| Exercise |
Write every record out again exactly as given.

| Supplied material |
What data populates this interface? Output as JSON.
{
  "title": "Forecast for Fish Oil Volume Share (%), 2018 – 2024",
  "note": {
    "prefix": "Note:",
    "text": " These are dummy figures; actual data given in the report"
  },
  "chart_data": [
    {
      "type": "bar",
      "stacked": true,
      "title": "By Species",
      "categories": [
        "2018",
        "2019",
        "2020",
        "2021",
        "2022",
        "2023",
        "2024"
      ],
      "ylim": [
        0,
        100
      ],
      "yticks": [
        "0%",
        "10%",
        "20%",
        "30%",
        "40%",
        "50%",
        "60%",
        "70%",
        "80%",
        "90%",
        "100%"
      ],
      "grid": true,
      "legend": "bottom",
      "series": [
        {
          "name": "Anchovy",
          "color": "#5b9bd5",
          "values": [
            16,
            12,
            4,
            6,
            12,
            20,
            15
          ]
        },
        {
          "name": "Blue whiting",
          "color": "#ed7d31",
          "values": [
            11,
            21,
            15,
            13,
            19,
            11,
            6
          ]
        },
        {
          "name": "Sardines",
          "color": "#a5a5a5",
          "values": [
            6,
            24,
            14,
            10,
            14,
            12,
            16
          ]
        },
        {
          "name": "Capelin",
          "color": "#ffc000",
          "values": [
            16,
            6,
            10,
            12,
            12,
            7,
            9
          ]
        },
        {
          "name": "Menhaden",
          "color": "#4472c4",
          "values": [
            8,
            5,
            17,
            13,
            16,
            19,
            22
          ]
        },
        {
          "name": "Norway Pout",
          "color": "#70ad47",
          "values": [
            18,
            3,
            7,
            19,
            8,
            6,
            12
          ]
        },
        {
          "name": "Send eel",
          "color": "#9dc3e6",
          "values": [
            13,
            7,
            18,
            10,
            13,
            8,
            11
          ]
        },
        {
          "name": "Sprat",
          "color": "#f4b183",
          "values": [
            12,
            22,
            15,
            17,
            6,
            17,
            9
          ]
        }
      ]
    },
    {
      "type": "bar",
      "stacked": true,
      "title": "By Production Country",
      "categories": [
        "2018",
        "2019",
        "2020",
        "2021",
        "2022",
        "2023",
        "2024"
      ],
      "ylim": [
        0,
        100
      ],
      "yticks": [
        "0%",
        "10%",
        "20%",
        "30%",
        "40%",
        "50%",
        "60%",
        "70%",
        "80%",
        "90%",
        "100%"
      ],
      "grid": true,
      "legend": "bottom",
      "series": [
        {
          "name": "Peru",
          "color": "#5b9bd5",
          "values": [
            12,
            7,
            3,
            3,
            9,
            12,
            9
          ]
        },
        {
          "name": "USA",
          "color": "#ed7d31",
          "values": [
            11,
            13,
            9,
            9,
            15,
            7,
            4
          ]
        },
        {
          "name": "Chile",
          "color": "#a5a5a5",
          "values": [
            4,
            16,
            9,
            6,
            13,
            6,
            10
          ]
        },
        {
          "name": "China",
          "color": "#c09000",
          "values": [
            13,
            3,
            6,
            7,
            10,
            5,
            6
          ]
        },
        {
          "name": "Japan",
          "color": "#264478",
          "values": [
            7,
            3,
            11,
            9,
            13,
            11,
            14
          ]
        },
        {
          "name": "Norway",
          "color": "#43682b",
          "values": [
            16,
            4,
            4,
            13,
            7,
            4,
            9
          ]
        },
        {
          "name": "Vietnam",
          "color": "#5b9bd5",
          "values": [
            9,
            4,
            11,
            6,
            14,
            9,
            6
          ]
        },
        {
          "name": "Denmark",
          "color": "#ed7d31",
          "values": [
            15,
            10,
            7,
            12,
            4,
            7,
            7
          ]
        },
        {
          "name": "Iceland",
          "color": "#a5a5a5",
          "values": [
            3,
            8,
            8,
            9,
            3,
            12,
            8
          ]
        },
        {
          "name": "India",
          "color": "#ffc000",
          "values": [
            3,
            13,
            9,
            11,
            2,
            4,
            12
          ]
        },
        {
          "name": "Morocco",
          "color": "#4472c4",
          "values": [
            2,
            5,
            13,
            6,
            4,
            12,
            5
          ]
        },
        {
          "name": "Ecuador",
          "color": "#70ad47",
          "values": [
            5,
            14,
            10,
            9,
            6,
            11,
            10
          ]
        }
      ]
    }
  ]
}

| Answer to the exercise |
What data populates this interface? Output as JSON.
{
  "title": "Forecast for Fish Oil Volume Share (%), 2018 – 2024",
  "note": {
    "prefix": "Note:",
    "text": " These are dummy figures; actual data given in the report"
  },
  "chart_data": [
    {
      "type": "bar",
      "stacked": true,
      "title": "By Species",
      "categories": [
        "2018",
        "2019",
        "2020",
        "2021",
        "2022",
        "2023",
        "2024"
      ],
      "ylim": [
        0,
        100
      ],
      "yticks": [
        "0%",
        "10%",
        "20%",
        "30%",
        "40%",
        "50%",
        "60%",
        "70%",
        "80%",
        "90%",
        "100%"
      ],
      "grid": true,
      "legend": "bottom",
      "series": [
        {
          "name": "Anchovy",
          "color": "#5b9bd5",
          "values": [
            16,
            12,
            4,
            6,
            12,
            20,
            15
          ]
        },
        {
          "name": "Blue whiting",
          "color": "#ed7d31",
          "values": [
            11,
            21,
            15,
            13,
            19,
            11,
            6
          ]
        },
        {
          "name": "Sardines",
          "color": "#a5a5a5",
          "values": [
            6,
            24,
            14,
            10,
            14,
            12,
            16
          ]
        },
        {
          "name": "Capelin",
          "color": "#ffc000",
          "values": [
            16,
            6,
            10,
            12,
            12,
            7,
            9
          ]
        },
        {
          "name": "Menhaden",
          "color": "#4472c4",
          "values": [
            8,
            5,
            17,
            13,
            16,
            19,
            22
          ]
        },
        {
          "name": "Norway Pout",
          "color": "#70ad47",
          "values": [
            18,
            3,
            7,
            19,
            8,
            6,
            12
          ]
        },
        {
          "name": "Send eel",
          "color": "#9dc3e6",
          "values": [
            13,
            7,
            18,
            10,
            13,
            8,
            11
          ]
        },
        {
          "name": "Sprat",
          "color": "#f4b183",
          "values": [
            12,
            22,
            15,
            17,
            6,
            17,
            9
          ]
        }
      ]
    },
    {
      "type": "bar",
      "stacked": true,
      "title": "By Production Country",
      "categories": [
        "2018",
        "2019",
        "2020",
        "2021",
        "2022",
        "2023",
        "2024"
      ],
      "ylim": [
        0,
        100
      ],
      "yticks": [
        "0%",
        "10%",
        "20%",
        "30%",
        "40%",
        "50%",
        "60%",
        "70%",
        "80%",
        "90%",
        "100%"
      ],
      "grid": true,
      "legend": "bottom",
      "series": [
        {
          "name": "Peru",
          "color": "#5b9bd5",
          "values": [
            12,
            7,
            3,
            3,
            9,
            12,
            9
          ]
        },
        {
          "name": "USA",
          "color": "#ed7d31",
          "values": [
            11,
            13,
            9,
            9,
            15,
            7,
            4
          ]
        },
        {
          "name": "Chile",
          "color": "#a5a5a5",
          "values": [
            4,
            16,
            9,
            6,
            13,
            6,
            10
          ]
        },
        {
          "name": "China",
          "color": "#c09000",
          "values": [
            13,
            3,
            6,
            7,
            10,
            5,
            6
          ]
        },
        {
          "name": "Japan",
          "color": "#264478",
          "values": [
            7,
            3,
            11,
            9,
            13,
            11,
            14
          ]
        },
        {
          "name": "Norway",
          "color": "#43682b",
          "values": [
            16,
            4,
            4,
            13,
            7,
            4,
            9
          ]
        },
        {
          "name": "Vietnam",
          "color": "#5b9bd5",
          "values": [
            9,
            4,
            11,
            6,
            14,
            9,
            6
          ]
        },
        {
          "name": "Denmark",
          "color": "#ed7d31",
          "values": [
            15,
            10,
            7,
            12,
            4,
            7,
            7
          ]
        },
        {
          "name": "Iceland",
          "color": "#a5a5a5",
          "values": [
            3,
            8,
            8,
            9,
            3,
            12,
            8
          ]
        },
        {
          "name": "India",
          "color": "#ffc000",
          "values": [
            3,
            13,
            9,
            11,
            2,
            4,
            12
          ]
        },
        {
          "name": "Morocco",
          "color": "#4472c4",
          "values": [
            2,
            5,
            13,
            6,
            4,
            12,
            5
          ]
        },
        {
          "name": "Ecuador",
          "color": "#70ad47",
          "values": [
            5,
            14,
            10,
            9,
            6,
            11,
            10
          ]
        }
      ]
    }
  ]
}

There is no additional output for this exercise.